_REQUIRED WORK_
Omit any picture, and return the remaining data exactly as written.

>> BEGIN RECORD SET

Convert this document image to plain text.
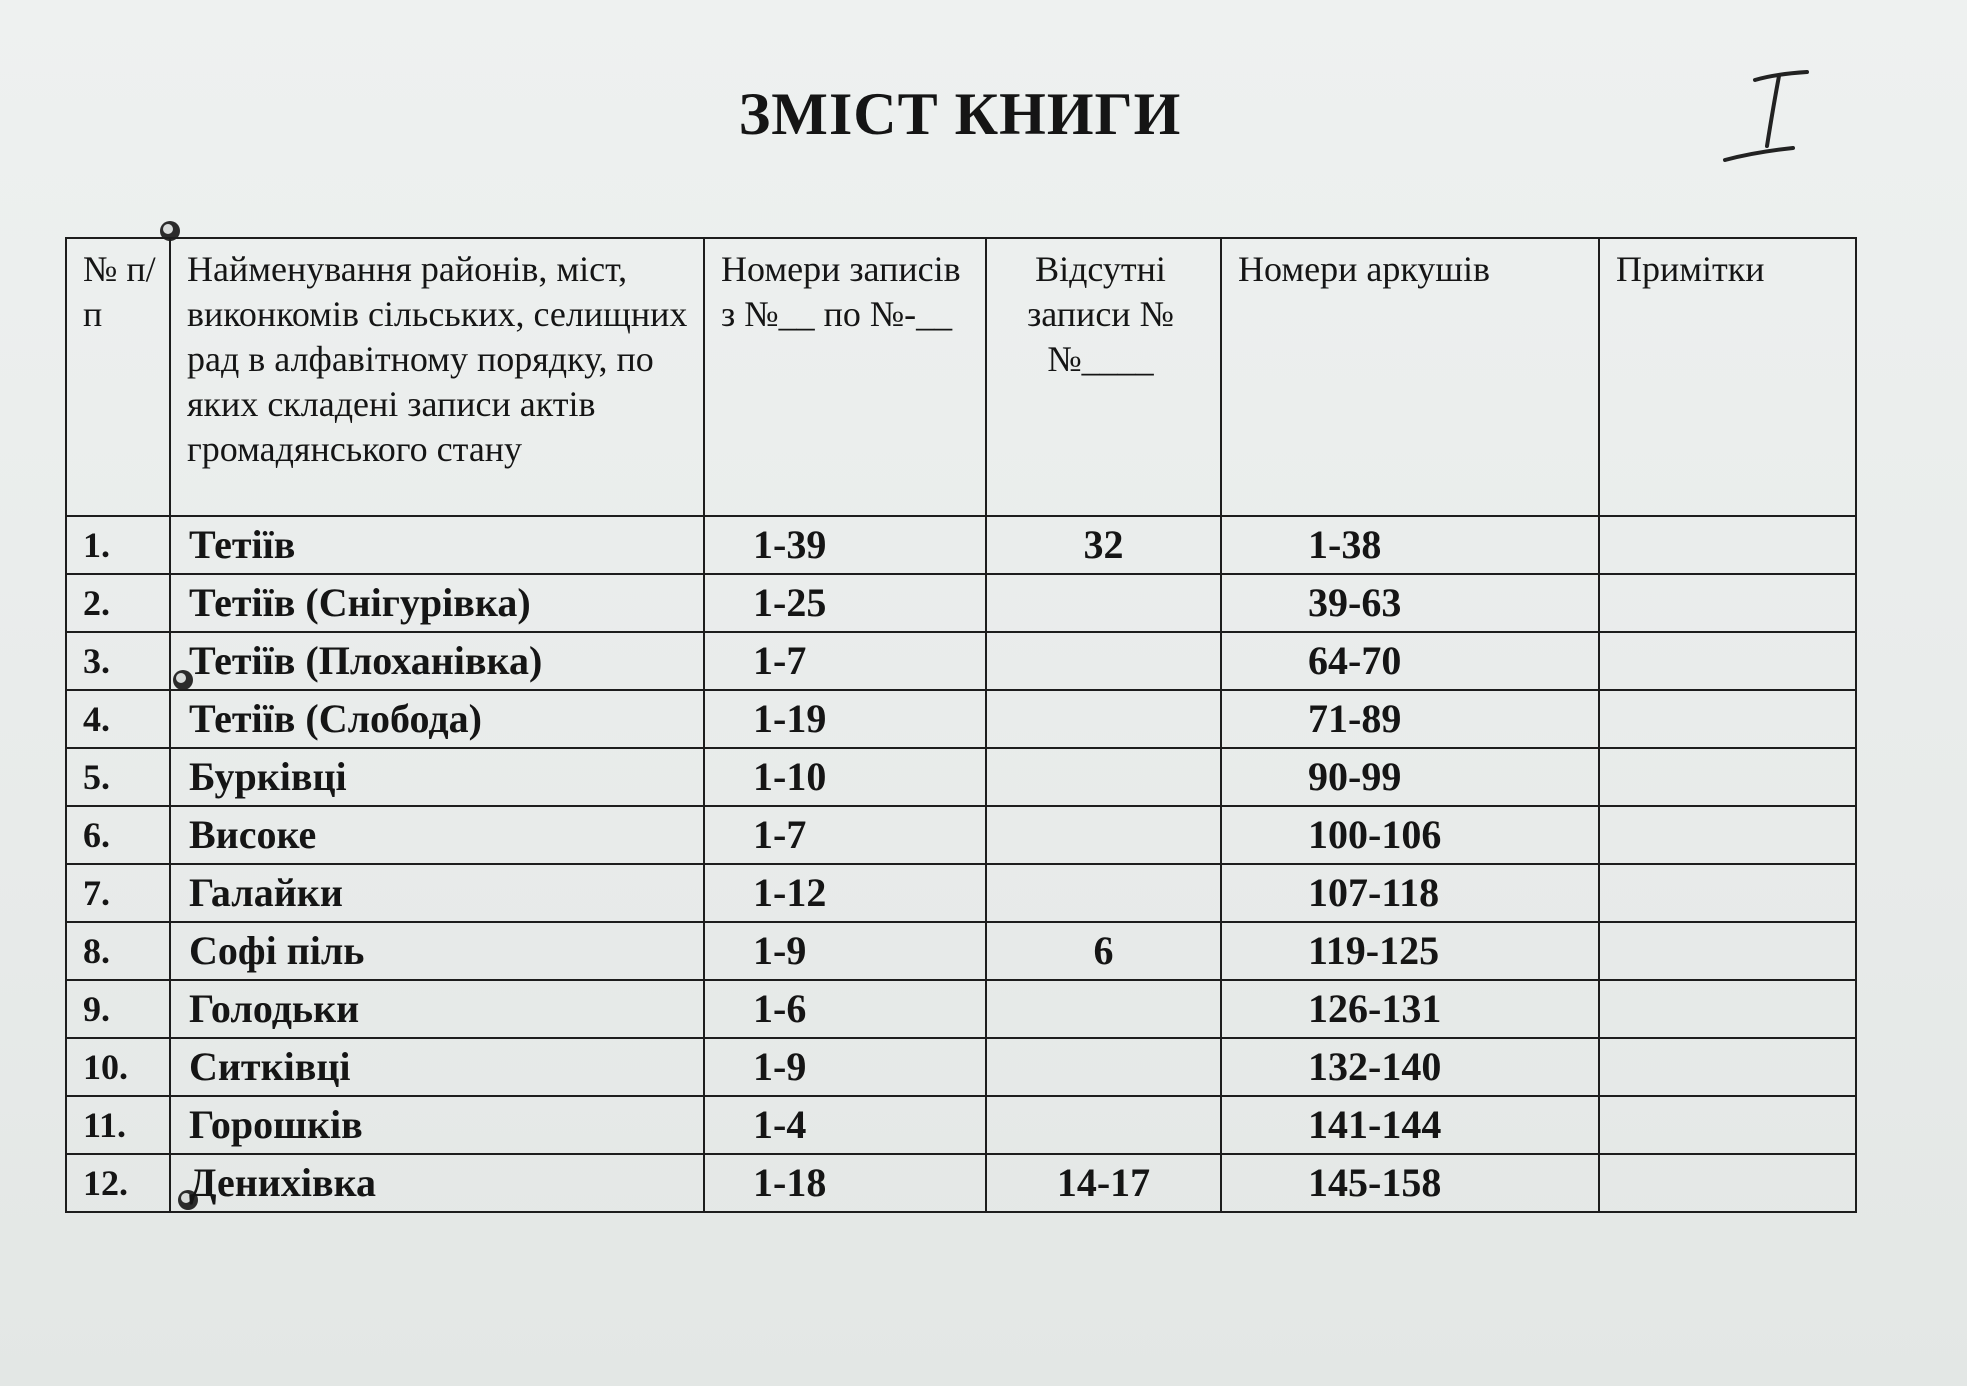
ЗМІСТ КНИГИ
№ п/п	Найменування районів, міст, виконкомів сільських, селищних рад в алфавітному порядку, по яких складені записи актів громадянського стану	Номери записів з №__ по №-__	Відсутні записи №№____	Номери аркушів	Примітки
1.	Тетіїв	1-39	32	1-38	
2.	Тетіїв (Снігурівка)	1-25		39-63	
3.	Тетіїв (Плоханівка)	1-7		64-70	
4.	Тетіїв (Слобода)	1-19		71-89	
5.	Бурківці	1-10		90-99	
6.	Високе	1-7		100-106	
7.	Галайки	1-12		107-118	
8.	Софі піль	1-9	6	119-125	
9.	Голодьки	1-6		126-131	
10.	Ситківці	1-9		132-140	
11.	Горошків	1-4		141-144	
12.	Денихівка	1-18	14-17	145-158	
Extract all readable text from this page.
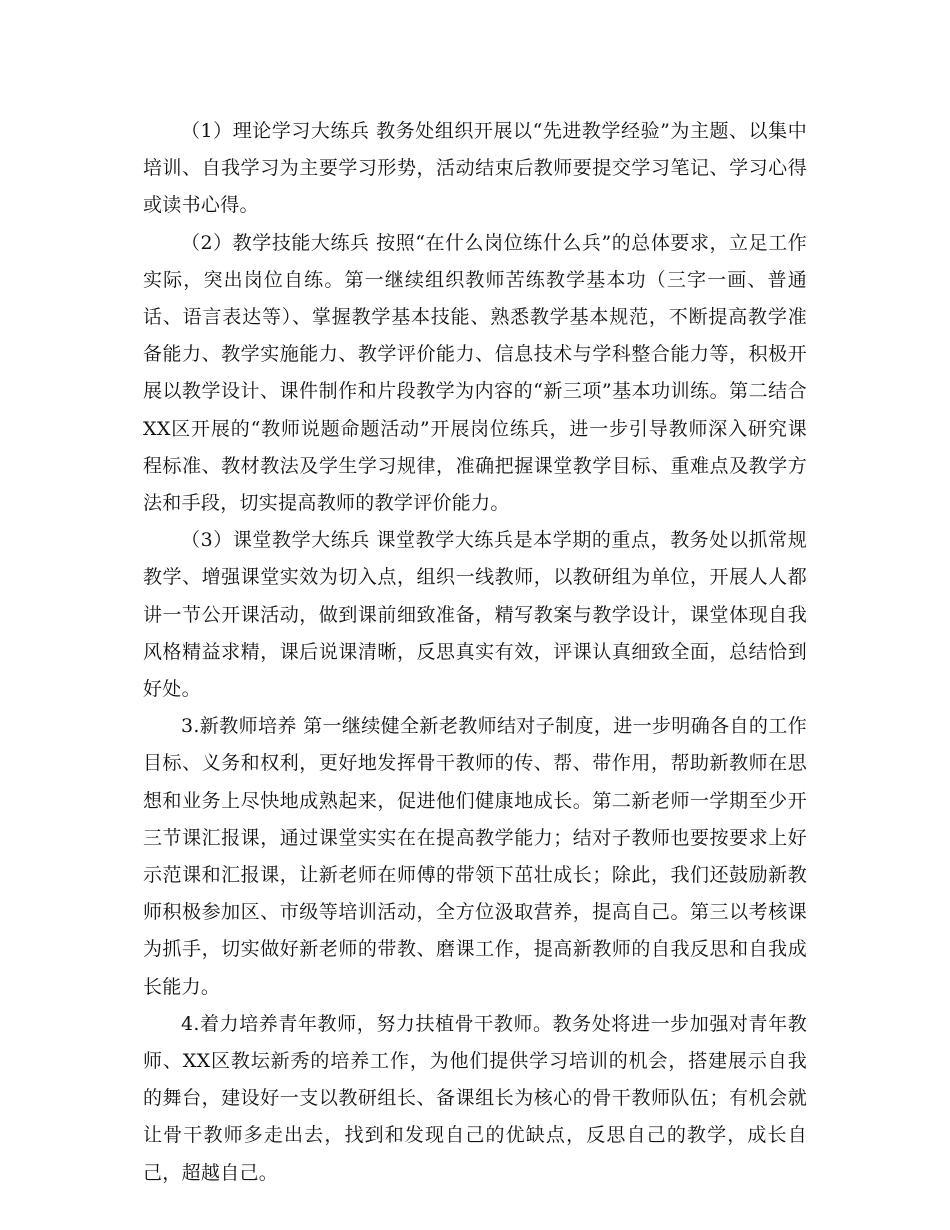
（1）理论学习大练兵 教务处组织开展以“先进教学经验”为主题、以集中培训、自我学习为主要学习形势，活动结束后教师要提交学习笔记、学习心得或读书心得。

（2）教学技能大练兵 按照“在什么岗位练什么兵”的总体要求，立足工作实际，突出岗位自练。第一继续组织教师苦练教学基本功（三字一画、普通话、语言表达等）、掌握教学基本技能、熟悉教学基本规范，不断提高教学准备能力、教学实施能力、教学评价能力、信息技术与学科整合能力等，积极开展以教学设计、课件制作和片段教学为内容的“新三项”基本功训练。第二结合XX区开展的“教师说题命题活动”开展岗位练兵，进一步引导教师深入研究课程标准、教材教法及学生学习规律，准确把握课堂教学目标、重难点及教学方法和手段，切实提高教师的教学评价能力。

（3）课堂教学大练兵 课堂教学大练兵是本学期的重点，教务处以抓常规教学、增强课堂实效为切入点，组织一线教师，以教研组为单位，开展人人都讲一节公开课活动，做到课前细致准备，精写教案与教学设计，课堂体现自我风格精益求精，课后说课清晰，反思真实有效，评课认真细致全面，总结恰到好处。

3.新教师培养 第一继续健全新老教师结对子制度，进一步明确各自的工作目标、义务和权利，更好地发挥骨干教师的传、帮、带作用，帮助新教师在思想和业务上尽快地成熟起来，促进他们健康地成长。第二新老师一学期至少开三节课汇报课，通过课堂实实在在提高教学能力；结对子教师也要按要求上好示范课和汇报课，让新老师在师傅的带领下茁壮成长；除此，我们还鼓励新教师积极参加区、市级等培训活动，全方位汲取营养，提高自己。第三以考核课为抓手，切实做好新老师的带教、磨课工作，提高新教师的自我反思和自我成长能力。

4.着力培养青年教师，努力扶植骨干教师。教务处将进一步加强对青年教师、XX区教坛新秀的培养工作，为他们提供学习培训的机会，搭建展示自我的舞台，建设好一支以教研组长、备课组长为核心的骨干教师队伍；有机会就让骨干教师多走出去，找到和发现自己的优缺点，反思自己的教学，成长自己，超越自己。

>> END RECORD SET

_ANSWER TO THIS PROBLEM_
Convert this document image to plain text.
ЗМІСТ КНИГИ
№ п/п	Найменування районів, міст, виконкомів сільських, селищних рад в алфавітному порядку, по яких складені записи актів громадянського стану	Номери записів з №__ по №-__	Відсутні записи №№____	Номери аркушів	Примітки
1.	Тетіїв	1-39	32	1-38	
2.	Тетіїв (Снігурівка)	1-25		39-63	
3.	Тетіїв (Плоханівка)	1-7		64-70	
4.	Тетіїв (Слобода)	1-19		71-89	
5.	Бурківці	1-10		90-99	
6.	Високе	1-7		100-106	
7.	Галайки	1-12		107-118	
8.	Софі піль	1-9	6	119-125	
9.	Голодьки	1-6		126-131	
10.	Ситківці	1-9		132-140	
11.	Горошків	1-4		141-144	
12.	Денихівка	1-18	14-17	145-158	
Extract all readable text from this page.
（1）理论学习大练兵 教务处组织开展以“先进教学经验”为主题、以集中培训、自我学习为主要学习形势，活动结束后教师要提交学习笔记、学习心得或读书心得。

（2）教学技能大练兵 按照“在什么岗位练什么兵”的总体要求，立足工作实际，突出岗位自练。第一继续组织教师苦练教学基本功（三字一画、普通话、语言表达等）、掌握教学基本技能、熟悉教学基本规范，不断提高教学准备能力、教学实施能力、教学评价能力、信息技术与学科整合能力等，积极开展以教学设计、课件制作和片段教学为内容的“新三项”基本功训练。第二结合XX区开展的“教师说题命题活动”开展岗位练兵，进一步引导教师深入研究课程标准、教材教法及学生学习规律，准确把握课堂教学目标、重难点及教学方法和手段，切实提高教师的教学评价能力。

（3）课堂教学大练兵 课堂教学大练兵是本学期的重点，教务处以抓常规教学、增强课堂实效为切入点，组织一线教师，以教研组为单位，开展人人都讲一节公开课活动，做到课前细致准备，精写教案与教学设计，课堂体现自我风格精益求精，课后说课清晰，反思真实有效，评课认真细致全面，总结恰到好处。

3.新教师培养 第一继续健全新老教师结对子制度，进一步明确各自的工作目标、义务和权利，更好地发挥骨干教师的传、帮、带作用，帮助新教师在思想和业务上尽快地成熟起来，促进他们健康地成长。第二新老师一学期至少开三节课汇报课，通过课堂实实在在提高教学能力；结对子教师也要按要求上好示范课和汇报课，让新老师在师傅的带领下茁壮成长；除此，我们还鼓励新教师积极参加区、市级等培训活动，全方位汲取营养，提高自己。第三以考核课为抓手，切实做好新老师的带教、磨课工作，提高新教师的自我反思和自我成长能力。

4.着力培养青年教师，努力扶植骨干教师。教务处将进一步加强对青年教师、XX区教坛新秀的培养工作，为他们提供学习培训的机会，搭建展示自我的舞台，建设好一支以教研组长、备课组长为核心的骨干教师队伍；有机会就让骨干教师多走出去，找到和发现自己的优缺点，反思自己的教学，成长自己，超越自己。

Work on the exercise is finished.